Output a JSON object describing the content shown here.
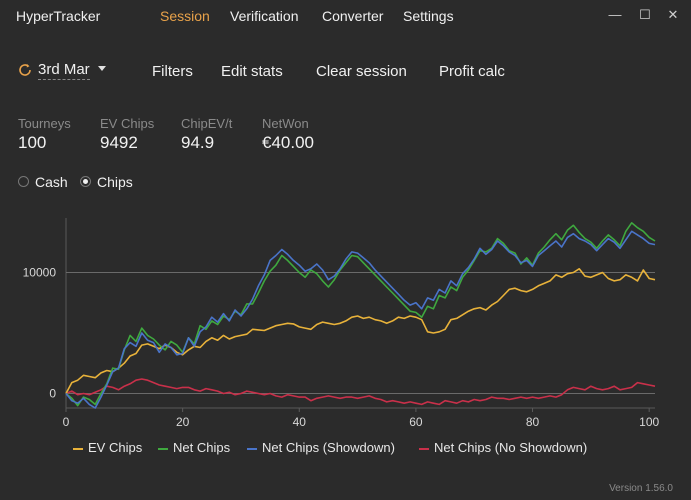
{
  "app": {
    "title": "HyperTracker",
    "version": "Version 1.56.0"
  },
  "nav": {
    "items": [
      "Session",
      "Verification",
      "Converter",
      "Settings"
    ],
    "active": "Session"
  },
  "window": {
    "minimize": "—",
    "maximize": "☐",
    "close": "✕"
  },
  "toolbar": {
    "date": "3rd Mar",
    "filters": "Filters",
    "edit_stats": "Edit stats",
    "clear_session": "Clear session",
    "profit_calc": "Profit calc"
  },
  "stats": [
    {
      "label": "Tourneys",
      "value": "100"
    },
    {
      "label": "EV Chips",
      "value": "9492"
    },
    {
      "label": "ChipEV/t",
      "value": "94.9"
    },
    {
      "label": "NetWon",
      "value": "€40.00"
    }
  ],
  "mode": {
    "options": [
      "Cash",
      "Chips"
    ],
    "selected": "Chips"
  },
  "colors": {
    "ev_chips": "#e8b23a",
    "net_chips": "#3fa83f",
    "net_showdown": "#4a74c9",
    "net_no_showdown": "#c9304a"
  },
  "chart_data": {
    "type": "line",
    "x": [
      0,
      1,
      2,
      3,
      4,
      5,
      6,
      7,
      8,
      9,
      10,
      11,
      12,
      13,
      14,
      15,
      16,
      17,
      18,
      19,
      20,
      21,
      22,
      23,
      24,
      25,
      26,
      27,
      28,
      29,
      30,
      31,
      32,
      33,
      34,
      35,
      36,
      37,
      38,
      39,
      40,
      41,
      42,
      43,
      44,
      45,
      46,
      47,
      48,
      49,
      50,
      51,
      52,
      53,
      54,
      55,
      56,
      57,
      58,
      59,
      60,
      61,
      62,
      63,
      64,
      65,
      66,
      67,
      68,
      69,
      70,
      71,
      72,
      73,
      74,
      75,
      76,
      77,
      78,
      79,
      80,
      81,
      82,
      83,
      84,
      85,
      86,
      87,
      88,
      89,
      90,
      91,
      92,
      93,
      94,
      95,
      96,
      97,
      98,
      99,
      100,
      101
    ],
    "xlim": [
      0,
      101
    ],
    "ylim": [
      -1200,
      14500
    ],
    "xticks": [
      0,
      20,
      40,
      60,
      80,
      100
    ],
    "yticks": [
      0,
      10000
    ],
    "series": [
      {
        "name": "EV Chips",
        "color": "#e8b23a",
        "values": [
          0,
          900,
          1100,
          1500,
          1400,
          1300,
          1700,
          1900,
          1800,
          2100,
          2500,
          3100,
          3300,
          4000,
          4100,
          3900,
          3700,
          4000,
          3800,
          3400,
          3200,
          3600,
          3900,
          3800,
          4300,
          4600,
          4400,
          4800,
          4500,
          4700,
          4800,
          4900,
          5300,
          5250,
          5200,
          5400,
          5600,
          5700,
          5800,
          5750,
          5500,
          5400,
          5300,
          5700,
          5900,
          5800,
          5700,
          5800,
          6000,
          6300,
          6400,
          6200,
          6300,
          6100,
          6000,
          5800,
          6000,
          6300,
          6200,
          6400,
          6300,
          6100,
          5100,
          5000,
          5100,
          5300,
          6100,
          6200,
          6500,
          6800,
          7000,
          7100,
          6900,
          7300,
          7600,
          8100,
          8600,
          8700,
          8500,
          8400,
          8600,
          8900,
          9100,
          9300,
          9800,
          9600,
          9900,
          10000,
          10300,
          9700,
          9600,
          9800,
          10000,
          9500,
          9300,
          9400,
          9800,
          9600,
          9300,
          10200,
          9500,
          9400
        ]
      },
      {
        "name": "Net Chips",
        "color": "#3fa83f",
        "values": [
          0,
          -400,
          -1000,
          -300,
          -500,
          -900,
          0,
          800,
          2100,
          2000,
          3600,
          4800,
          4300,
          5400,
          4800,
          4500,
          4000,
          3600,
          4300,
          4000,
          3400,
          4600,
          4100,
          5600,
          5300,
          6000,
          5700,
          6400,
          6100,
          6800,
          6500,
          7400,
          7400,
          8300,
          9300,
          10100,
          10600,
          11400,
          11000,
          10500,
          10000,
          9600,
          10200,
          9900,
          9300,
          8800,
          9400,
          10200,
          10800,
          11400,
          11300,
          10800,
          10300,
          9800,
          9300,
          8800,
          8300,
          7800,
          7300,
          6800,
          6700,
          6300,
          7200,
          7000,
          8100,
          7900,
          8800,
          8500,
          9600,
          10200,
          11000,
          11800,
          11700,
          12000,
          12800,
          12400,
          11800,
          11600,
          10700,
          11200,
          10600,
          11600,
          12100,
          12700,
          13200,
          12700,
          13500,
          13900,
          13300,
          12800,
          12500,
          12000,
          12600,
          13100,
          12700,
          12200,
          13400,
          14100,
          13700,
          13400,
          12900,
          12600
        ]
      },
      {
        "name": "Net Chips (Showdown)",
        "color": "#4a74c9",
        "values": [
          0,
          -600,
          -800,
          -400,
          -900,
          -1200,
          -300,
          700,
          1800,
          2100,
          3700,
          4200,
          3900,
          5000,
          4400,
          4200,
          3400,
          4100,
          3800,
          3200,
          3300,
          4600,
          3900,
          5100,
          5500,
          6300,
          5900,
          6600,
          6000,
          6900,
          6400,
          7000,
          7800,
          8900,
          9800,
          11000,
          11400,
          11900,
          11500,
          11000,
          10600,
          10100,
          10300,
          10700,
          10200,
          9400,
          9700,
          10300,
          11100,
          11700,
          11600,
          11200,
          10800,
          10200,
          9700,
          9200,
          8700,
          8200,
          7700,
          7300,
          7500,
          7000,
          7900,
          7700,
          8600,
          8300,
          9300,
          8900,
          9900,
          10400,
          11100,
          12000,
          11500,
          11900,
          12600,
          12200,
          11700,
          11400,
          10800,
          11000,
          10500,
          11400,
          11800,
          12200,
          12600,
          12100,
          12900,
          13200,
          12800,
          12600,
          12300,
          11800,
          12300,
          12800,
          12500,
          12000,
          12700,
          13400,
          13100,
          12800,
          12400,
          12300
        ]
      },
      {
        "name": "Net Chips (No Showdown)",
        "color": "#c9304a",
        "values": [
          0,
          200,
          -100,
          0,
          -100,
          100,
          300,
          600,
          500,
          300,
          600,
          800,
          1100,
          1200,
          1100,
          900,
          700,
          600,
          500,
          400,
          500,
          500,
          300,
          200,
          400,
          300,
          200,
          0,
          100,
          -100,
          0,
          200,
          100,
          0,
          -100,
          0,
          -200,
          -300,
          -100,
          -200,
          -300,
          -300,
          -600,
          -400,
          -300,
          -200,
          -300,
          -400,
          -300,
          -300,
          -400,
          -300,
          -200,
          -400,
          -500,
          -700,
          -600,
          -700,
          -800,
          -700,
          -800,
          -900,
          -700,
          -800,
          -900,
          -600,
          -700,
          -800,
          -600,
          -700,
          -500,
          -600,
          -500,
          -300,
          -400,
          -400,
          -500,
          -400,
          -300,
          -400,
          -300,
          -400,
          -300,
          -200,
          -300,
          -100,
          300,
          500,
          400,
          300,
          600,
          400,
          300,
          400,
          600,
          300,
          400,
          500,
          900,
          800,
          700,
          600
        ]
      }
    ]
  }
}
========
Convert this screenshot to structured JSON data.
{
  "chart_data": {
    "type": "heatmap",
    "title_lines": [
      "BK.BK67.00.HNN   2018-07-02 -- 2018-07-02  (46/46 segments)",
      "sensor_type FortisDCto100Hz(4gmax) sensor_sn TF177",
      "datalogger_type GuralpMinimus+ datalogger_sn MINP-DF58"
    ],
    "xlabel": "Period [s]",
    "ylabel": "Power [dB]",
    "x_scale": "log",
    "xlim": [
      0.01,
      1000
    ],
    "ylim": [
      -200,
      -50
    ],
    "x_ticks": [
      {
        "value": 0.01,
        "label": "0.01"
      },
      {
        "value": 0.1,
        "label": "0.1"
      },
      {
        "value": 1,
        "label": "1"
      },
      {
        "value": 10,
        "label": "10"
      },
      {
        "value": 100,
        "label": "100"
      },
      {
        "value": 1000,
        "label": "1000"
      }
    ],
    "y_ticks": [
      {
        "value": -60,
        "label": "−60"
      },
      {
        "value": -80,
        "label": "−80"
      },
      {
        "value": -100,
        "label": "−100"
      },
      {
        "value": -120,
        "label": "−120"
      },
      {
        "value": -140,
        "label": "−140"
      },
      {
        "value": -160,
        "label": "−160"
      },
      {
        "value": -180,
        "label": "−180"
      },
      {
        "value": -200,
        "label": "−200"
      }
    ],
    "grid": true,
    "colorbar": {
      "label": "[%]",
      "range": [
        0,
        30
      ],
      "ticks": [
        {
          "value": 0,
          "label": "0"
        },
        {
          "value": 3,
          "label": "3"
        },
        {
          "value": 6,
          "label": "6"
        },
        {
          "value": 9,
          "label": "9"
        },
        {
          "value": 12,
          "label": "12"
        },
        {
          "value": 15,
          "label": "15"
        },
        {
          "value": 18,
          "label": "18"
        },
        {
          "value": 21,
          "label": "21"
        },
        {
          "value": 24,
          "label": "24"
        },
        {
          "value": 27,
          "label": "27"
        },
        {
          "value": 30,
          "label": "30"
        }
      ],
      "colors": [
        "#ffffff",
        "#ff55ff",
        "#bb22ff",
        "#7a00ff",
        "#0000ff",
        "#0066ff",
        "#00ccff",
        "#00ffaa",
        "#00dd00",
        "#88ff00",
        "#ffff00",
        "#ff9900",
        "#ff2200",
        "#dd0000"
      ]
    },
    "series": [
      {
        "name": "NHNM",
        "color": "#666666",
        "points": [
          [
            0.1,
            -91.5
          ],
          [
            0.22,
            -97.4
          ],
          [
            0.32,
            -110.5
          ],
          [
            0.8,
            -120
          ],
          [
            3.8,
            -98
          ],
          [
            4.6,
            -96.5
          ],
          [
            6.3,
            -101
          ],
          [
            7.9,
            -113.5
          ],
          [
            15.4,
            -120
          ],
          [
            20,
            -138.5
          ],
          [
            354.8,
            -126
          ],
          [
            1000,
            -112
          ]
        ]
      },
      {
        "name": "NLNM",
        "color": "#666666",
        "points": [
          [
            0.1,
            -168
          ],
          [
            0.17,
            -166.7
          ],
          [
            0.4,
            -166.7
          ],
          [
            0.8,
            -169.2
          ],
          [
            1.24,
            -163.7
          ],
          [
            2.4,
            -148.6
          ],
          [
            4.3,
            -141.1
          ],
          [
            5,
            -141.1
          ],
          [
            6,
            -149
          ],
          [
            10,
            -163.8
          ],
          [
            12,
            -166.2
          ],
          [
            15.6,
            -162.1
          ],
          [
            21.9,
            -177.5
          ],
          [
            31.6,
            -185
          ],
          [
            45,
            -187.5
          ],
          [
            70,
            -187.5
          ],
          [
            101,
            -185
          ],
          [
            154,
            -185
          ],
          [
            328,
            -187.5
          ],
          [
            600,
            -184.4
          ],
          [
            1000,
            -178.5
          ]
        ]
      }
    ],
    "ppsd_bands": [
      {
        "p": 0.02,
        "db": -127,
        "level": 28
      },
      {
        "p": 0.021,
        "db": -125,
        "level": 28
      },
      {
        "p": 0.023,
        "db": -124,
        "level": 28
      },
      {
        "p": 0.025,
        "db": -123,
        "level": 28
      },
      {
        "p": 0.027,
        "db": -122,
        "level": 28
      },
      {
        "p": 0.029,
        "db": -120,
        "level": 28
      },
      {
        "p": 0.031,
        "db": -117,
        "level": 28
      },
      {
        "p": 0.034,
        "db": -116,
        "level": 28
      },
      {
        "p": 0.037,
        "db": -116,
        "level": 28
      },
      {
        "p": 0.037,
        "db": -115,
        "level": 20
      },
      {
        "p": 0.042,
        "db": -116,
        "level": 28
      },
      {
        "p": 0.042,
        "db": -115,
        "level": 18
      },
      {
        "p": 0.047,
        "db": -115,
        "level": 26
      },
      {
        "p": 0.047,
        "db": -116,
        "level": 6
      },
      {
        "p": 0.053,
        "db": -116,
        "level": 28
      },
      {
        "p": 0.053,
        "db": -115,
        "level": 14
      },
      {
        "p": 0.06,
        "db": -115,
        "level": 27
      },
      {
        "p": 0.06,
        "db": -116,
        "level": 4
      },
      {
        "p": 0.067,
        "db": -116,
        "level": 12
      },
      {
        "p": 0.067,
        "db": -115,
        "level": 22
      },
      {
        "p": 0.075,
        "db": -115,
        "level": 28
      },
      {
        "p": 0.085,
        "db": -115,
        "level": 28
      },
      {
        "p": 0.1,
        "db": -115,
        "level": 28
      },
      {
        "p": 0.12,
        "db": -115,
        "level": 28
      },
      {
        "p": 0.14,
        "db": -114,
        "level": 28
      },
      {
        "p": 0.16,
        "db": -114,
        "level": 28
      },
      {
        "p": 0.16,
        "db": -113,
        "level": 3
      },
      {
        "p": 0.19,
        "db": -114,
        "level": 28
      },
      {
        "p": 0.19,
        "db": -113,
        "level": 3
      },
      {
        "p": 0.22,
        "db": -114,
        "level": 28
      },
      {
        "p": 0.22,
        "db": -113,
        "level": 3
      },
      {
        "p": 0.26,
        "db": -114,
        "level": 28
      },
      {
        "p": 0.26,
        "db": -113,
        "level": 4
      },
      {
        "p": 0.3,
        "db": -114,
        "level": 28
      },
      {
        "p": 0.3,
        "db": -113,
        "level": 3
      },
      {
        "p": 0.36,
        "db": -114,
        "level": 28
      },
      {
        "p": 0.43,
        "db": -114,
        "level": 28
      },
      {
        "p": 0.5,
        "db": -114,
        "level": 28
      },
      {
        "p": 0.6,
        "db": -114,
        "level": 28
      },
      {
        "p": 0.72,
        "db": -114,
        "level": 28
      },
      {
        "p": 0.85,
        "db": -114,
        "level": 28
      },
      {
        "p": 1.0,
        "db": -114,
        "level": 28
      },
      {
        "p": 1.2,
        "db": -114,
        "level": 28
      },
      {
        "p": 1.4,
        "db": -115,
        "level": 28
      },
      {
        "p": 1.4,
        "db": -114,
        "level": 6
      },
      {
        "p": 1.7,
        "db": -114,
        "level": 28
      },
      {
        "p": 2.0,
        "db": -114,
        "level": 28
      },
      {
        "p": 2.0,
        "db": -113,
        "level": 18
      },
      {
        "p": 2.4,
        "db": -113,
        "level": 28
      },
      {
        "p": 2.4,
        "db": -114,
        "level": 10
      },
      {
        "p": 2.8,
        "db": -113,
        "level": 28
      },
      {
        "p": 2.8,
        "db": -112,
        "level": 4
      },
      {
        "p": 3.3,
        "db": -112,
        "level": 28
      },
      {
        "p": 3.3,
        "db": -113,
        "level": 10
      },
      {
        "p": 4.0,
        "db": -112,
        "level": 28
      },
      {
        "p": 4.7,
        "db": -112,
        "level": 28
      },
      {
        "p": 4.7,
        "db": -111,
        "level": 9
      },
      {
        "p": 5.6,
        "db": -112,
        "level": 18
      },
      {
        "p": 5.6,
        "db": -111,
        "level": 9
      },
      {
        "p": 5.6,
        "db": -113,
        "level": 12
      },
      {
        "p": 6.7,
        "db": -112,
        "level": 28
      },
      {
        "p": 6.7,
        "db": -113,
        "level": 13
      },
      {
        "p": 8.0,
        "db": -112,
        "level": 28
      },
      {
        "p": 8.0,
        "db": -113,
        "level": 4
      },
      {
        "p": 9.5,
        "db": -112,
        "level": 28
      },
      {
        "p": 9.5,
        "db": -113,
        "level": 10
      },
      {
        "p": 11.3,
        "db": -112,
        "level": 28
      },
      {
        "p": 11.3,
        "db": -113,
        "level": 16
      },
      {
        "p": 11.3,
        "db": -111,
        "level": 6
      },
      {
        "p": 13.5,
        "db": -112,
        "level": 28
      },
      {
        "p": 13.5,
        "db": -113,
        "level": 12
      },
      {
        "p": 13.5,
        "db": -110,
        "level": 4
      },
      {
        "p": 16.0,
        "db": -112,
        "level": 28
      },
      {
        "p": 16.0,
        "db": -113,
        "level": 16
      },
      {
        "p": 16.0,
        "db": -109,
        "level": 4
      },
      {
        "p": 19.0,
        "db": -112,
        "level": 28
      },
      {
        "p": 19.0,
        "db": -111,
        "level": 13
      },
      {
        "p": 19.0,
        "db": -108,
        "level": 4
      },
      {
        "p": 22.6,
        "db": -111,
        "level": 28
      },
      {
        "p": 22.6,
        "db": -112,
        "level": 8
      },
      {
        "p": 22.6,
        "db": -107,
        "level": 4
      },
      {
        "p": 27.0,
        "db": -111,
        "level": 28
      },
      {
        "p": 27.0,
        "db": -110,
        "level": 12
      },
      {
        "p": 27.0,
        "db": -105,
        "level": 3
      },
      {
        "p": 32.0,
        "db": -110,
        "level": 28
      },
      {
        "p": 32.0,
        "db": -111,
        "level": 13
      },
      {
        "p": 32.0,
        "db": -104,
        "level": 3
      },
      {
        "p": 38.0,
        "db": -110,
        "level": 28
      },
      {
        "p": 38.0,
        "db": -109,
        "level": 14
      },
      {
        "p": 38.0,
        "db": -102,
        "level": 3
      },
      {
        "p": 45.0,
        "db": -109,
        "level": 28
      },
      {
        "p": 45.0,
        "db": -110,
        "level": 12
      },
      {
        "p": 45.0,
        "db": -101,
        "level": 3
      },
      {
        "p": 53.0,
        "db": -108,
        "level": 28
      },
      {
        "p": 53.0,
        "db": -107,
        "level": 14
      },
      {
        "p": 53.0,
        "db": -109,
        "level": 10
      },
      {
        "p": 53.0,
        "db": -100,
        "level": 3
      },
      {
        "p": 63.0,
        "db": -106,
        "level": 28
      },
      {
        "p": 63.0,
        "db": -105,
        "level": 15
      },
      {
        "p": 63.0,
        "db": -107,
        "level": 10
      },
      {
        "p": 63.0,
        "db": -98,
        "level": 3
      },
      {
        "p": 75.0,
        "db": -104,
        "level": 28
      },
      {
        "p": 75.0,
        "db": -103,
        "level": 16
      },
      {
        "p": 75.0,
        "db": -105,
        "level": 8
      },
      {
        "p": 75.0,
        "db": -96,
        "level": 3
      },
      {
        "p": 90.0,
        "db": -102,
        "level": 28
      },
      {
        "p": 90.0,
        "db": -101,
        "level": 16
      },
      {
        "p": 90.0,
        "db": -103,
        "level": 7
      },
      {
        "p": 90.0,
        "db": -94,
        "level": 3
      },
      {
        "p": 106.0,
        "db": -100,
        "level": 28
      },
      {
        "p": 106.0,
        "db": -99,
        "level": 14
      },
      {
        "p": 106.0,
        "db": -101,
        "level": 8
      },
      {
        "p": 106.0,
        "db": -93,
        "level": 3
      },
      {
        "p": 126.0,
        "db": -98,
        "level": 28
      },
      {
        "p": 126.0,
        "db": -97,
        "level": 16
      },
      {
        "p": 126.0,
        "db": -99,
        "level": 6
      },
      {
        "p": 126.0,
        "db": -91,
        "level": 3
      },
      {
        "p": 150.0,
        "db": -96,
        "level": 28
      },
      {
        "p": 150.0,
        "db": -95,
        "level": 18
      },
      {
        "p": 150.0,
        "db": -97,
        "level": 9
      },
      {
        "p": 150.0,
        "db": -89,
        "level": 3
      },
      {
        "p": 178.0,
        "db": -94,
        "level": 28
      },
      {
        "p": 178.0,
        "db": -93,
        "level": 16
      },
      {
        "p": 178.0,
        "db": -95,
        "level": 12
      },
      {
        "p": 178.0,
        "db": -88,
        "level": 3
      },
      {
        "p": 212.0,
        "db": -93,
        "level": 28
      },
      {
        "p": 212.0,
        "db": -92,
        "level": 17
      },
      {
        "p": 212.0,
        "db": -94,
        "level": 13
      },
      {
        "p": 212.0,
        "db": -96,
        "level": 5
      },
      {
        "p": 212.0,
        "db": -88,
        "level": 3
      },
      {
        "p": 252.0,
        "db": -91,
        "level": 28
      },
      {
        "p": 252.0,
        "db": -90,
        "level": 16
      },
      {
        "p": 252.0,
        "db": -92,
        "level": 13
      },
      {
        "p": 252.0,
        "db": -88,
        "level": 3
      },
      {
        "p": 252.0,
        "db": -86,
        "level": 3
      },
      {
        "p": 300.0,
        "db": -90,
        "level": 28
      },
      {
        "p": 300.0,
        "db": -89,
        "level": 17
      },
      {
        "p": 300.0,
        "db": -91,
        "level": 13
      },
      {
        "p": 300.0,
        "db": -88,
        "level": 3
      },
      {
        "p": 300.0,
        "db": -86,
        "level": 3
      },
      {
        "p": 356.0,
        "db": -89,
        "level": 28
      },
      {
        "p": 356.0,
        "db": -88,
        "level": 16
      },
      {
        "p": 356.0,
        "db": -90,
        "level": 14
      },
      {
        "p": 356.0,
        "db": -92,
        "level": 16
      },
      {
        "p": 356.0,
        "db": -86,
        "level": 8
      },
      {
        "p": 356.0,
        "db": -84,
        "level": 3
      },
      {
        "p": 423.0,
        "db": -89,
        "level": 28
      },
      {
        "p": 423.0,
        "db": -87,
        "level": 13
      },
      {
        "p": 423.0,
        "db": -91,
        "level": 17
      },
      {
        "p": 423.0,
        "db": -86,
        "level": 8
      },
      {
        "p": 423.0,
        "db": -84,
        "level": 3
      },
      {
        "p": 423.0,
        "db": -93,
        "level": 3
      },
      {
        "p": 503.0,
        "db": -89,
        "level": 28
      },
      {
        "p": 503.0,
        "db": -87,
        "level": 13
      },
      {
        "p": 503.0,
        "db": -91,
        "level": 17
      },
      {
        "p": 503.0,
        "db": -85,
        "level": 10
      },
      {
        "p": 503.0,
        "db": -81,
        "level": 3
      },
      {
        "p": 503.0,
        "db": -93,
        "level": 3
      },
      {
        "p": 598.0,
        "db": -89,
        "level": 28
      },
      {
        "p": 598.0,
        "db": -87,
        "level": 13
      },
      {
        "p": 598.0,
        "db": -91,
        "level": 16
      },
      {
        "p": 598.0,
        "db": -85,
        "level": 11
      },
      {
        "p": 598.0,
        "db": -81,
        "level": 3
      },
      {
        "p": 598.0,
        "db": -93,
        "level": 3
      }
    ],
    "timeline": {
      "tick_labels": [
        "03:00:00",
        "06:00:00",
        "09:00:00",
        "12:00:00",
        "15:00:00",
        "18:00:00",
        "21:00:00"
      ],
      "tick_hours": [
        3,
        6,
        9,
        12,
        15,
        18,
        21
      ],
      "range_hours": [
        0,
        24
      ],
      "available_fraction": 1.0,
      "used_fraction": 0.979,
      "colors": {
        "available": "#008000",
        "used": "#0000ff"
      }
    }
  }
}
========
__DO THIS__: Look through the material above and pick out each line holding the word "JSON".

__SOLUTION BELOW__:
Output a JSON object describing the content shown here.
Convert this screenshot to structured JSON data.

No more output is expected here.